- _GIVEN PROBLEM_
Locate the string "ylabel" in the listing below. Copy every line where it is found.

◇ ◇ ◇ ◇ ◇

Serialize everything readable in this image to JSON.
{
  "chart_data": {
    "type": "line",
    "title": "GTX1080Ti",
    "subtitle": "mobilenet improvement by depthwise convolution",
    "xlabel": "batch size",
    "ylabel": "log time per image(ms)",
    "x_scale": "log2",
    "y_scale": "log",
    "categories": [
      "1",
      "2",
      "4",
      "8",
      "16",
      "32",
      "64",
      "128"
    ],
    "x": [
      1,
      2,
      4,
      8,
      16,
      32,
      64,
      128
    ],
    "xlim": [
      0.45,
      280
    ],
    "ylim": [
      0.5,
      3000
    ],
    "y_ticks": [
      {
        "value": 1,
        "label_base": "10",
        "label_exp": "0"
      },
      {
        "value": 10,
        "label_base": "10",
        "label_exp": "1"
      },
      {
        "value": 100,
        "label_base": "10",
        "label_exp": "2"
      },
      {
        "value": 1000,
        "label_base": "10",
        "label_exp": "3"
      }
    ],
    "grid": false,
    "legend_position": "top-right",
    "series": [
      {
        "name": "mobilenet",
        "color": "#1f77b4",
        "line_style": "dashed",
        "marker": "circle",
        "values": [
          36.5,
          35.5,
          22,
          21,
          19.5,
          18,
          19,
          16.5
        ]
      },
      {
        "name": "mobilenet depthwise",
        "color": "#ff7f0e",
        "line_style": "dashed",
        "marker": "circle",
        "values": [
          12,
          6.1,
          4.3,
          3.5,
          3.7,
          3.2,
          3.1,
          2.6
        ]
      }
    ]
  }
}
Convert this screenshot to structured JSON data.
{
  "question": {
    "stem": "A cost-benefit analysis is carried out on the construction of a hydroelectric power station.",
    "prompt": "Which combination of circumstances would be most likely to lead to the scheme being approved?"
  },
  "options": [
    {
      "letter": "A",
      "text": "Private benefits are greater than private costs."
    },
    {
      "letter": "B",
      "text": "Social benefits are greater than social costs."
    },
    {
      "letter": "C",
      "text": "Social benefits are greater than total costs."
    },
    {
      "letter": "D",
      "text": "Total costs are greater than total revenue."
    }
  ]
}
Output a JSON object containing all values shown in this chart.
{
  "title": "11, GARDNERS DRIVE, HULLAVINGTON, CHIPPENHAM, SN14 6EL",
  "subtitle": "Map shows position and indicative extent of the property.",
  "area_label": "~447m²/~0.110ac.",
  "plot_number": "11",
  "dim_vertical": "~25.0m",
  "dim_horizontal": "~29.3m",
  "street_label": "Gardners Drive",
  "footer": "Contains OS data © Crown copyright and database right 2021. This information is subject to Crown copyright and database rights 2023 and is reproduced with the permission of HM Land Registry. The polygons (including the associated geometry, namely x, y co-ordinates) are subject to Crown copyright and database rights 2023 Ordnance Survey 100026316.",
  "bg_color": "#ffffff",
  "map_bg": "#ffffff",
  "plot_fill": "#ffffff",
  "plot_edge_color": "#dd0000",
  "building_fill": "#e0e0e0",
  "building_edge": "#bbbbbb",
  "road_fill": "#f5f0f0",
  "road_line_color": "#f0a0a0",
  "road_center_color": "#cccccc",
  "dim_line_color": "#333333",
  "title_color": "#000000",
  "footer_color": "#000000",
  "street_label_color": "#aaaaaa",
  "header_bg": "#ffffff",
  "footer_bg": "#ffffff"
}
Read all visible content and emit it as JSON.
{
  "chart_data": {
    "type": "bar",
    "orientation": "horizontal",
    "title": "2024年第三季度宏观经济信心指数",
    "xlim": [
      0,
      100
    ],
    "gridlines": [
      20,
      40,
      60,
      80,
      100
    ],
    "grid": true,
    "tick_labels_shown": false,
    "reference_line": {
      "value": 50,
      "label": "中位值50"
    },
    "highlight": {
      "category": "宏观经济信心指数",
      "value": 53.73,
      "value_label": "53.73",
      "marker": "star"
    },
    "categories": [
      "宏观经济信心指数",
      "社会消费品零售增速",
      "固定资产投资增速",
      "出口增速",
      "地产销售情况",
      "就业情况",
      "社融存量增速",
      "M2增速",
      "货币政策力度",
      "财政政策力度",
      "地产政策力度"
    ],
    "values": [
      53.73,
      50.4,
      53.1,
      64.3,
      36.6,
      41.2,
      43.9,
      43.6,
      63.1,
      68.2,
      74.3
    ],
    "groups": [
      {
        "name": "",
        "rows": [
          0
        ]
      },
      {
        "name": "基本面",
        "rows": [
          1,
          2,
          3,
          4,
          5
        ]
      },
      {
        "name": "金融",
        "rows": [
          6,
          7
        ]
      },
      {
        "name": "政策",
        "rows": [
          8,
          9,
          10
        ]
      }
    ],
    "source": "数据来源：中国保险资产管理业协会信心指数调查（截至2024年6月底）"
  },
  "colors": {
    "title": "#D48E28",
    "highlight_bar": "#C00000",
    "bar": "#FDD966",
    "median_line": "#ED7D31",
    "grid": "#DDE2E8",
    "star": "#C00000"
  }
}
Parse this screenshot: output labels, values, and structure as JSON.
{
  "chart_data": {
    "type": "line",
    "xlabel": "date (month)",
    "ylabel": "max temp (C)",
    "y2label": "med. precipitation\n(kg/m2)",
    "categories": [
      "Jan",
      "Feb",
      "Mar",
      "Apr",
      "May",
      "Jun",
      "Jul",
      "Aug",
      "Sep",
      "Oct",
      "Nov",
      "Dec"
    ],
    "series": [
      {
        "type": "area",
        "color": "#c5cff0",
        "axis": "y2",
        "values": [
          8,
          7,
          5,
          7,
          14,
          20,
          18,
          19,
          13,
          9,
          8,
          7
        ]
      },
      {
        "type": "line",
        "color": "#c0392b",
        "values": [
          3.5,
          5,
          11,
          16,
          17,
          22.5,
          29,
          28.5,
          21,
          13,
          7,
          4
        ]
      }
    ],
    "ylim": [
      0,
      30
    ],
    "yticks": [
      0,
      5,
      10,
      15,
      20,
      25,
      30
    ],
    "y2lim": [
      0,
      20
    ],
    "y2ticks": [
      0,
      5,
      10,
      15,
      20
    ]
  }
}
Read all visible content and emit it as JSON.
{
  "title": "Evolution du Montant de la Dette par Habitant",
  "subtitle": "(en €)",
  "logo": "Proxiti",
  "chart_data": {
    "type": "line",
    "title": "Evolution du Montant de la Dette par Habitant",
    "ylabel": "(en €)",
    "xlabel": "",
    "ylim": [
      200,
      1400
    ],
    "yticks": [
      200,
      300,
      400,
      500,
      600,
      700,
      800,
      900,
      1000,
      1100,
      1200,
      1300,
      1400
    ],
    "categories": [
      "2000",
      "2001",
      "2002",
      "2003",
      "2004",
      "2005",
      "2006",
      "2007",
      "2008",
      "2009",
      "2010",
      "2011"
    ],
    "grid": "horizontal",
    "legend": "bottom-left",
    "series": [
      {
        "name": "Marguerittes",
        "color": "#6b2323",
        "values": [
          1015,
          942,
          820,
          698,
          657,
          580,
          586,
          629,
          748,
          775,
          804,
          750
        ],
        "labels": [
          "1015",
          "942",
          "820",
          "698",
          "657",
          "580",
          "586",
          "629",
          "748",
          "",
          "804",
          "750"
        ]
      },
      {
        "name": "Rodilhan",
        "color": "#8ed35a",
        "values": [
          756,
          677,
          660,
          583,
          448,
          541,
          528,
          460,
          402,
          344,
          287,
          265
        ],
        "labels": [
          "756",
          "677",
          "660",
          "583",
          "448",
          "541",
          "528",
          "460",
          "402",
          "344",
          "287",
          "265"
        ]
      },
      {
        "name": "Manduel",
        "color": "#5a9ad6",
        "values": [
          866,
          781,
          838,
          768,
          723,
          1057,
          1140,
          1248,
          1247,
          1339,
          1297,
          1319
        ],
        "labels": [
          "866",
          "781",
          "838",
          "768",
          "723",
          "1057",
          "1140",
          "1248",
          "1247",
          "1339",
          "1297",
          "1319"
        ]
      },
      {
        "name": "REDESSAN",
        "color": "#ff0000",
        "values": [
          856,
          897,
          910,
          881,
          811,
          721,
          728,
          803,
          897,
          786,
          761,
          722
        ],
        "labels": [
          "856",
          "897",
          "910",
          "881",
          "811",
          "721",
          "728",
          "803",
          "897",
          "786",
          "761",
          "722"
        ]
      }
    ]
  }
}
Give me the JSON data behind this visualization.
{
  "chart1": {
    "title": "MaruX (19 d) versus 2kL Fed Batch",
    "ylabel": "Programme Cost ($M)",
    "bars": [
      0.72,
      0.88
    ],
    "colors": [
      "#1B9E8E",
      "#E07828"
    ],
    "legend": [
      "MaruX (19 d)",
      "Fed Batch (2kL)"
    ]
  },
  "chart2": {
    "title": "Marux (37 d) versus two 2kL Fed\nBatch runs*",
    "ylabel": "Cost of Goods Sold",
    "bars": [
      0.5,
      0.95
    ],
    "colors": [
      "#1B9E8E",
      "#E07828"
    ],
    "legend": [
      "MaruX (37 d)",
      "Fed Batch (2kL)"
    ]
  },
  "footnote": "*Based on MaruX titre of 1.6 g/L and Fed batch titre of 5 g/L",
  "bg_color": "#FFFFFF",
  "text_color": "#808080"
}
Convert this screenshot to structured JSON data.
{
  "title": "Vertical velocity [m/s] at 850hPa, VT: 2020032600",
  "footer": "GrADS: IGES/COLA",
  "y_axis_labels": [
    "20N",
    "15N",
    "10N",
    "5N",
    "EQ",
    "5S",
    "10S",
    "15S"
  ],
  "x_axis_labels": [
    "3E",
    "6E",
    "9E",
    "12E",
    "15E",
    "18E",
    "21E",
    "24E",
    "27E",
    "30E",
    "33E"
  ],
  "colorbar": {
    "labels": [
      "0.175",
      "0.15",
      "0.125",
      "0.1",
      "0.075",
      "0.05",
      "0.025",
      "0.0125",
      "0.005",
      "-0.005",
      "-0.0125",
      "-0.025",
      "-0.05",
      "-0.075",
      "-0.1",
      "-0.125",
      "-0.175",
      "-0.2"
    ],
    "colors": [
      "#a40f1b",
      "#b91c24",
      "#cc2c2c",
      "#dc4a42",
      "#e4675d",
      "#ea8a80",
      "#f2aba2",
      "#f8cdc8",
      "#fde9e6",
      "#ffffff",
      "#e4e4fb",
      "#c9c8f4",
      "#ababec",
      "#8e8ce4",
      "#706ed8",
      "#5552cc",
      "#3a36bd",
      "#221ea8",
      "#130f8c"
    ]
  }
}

◇ ◇ ◇ ◇ ◇

- _COMPLETED TASK_
    "ylabel": "log time per image(ms)",
    "ylabel": "max temp (C)",
    "ylabel": "(en €)",
    "ylabel": "Programme Cost ($M)",
    "ylabel": "Cost of Goods Sold",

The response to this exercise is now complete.